● Task requirements: Each entry must be given again exactly; images do not belong in the copy.

● Extracted data entries:
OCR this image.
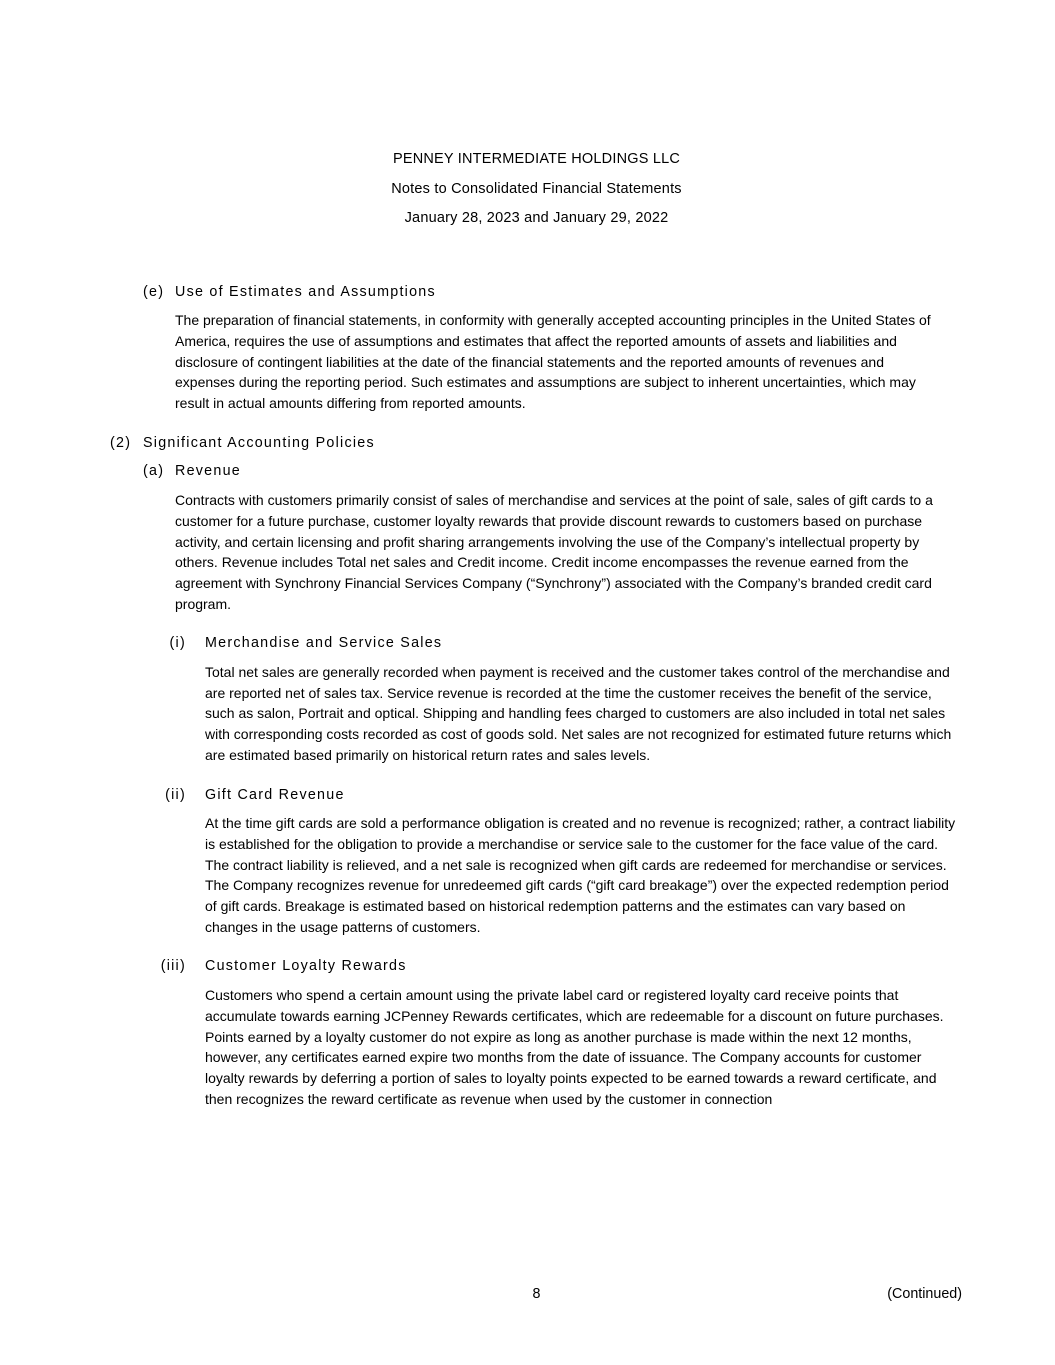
PENNEY INTERMEDIATE HOLDINGS LLC
Notes to Consolidated Financial Statements
January 28, 2023 and January 29, 2022
(e) Use of Estimates and Assumptions

The preparation of financial statements, in conformity with generally accepted accounting principles in the United States of America, requires the use of assumptions and estimates that affect the reported amounts of assets and liabilities and disclosure of contingent liabilities at the date of the financial statements and the reported amounts of revenues and expenses during the reporting period. Such estimates and assumptions are subject to inherent uncertainties, which may result in actual amounts differing from reported amounts.

(2) Significant Accounting Policies
(a) Revenue

Contracts with customers primarily consist of sales of merchandise and services at the point of sale, sales of gift cards to a customer for a future purchase, customer loyalty rewards that provide discount rewards to customers based on purchase activity, and certain licensing and profit sharing arrangements involving the use of the Company’s intellectual property by others. Revenue includes Total net sales and Credit income. Credit income encompasses the revenue earned from the agreement with Synchrony Financial Services Company (“Synchrony”) associated with the Company’s branded credit card program.

(i) Merchandise and Service Sales

Total net sales are generally recorded when payment is received and the customer takes control of the merchandise and are reported net of sales tax. Service revenue is recorded at the time the customer receives the benefit of the service, such as salon, Portrait and optical. Shipping and handling fees charged to customers are also included in total net sales with corresponding costs recorded as cost of goods sold. Net sales are not recognized for estimated future returns which are estimated based primarily on historical return rates and sales levels.

(ii) Gift Card Revenue

At the time gift cards are sold a performance obligation is created and no revenue is recognized; rather, a contract liability is established for the obligation to provide a merchandise or service sale to the customer for the face value of the card. The contract liability is relieved, and a net sale is recognized when gift cards are redeemed for merchandise or services. The Company recognizes revenue for unredeemed gift cards (“gift card breakage”) over the expected redemption period of gift cards. Breakage is estimated based on historical redemption patterns and the estimates can vary based on changes in the usage patterns of customers.

(iii) Customer Loyalty Rewards

Customers who spend a certain amount using the private label card or registered loyalty card receive points that accumulate towards earning JCPenney Rewards certificates, which are redeemable for a discount on future purchases. Points earned by a loyalty customer do not expire as long as another purchase is made within the next 12 months, however, any certificates earned expire two months from the date of issuance. The Company accounts for customer loyalty rewards by deferring a portion of sales to loyalty points expected to be earned towards a reward certificate, and then recognizes the reward certificate as revenue when used by the customer in connection

8	(Continued)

● Task response:
OCR this image.
PENNEY INTERMEDIATE HOLDINGS LLC
Notes to Consolidated Financial Statements
January 28, 2023 and January 29, 2022
(e) Use of Estimates and Assumptions

The preparation of financial statements, in conformity with generally accepted accounting principles in the United States of America, requires the use of assumptions and estimates that affect the reported amounts of assets and liabilities and disclosure of contingent liabilities at the date of the financial statements and the reported amounts of revenues and expenses during the reporting period. Such estimates and assumptions are subject to inherent uncertainties, which may result in actual amounts differing from reported amounts.

(2) Significant Accounting Policies
(a) Revenue

Contracts with customers primarily consist of sales of merchandise and services at the point of sale, sales of gift cards to a customer for a future purchase, customer loyalty rewards that provide discount rewards to customers based on purchase activity, and certain licensing and profit sharing arrangements involving the use of the Company’s intellectual property by others. Revenue includes Total net sales and Credit income. Credit income encompasses the revenue earned from the agreement with Synchrony Financial Services Company (“Synchrony”) associated with the Company’s branded credit card program.

(i) Merchandise and Service Sales

Total net sales are generally recorded when payment is received and the customer takes control of the merchandise and are reported net of sales tax. Service revenue is recorded at the time the customer receives the benefit of the service, such as salon, Portrait and optical. Shipping and handling fees charged to customers are also included in total net sales with corresponding costs recorded as cost of goods sold. Net sales are not recognized for estimated future returns which are estimated based primarily on historical return rates and sales levels.

(ii) Gift Card Revenue

At the time gift cards are sold a performance obligation is created and no revenue is recognized; rather, a contract liability is established for the obligation to provide a merchandise or service sale to the customer for the face value of the card. The contract liability is relieved, and a net sale is recognized when gift cards are redeemed for merchandise or services. The Company recognizes revenue for unredeemed gift cards (“gift card breakage”) over the expected redemption period of gift cards. Breakage is estimated based on historical redemption patterns and the estimates can vary based on changes in the usage patterns of customers.

(iii) Customer Loyalty Rewards

Customers who spend a certain amount using the private label card or registered loyalty card receive points that accumulate towards earning JCPenney Rewards certificates, which are redeemable for a discount on future purchases. Points earned by a loyalty customer do not expire as long as another purchase is made within the next 12 months, however, any certificates earned expire two months from the date of issuance. The Company accounts for customer loyalty rewards by deferring a portion of sales to loyalty points expected to be earned towards a reward certificate, and then recognizes the reward certificate as revenue when used by the customer in connection

8	(Continued)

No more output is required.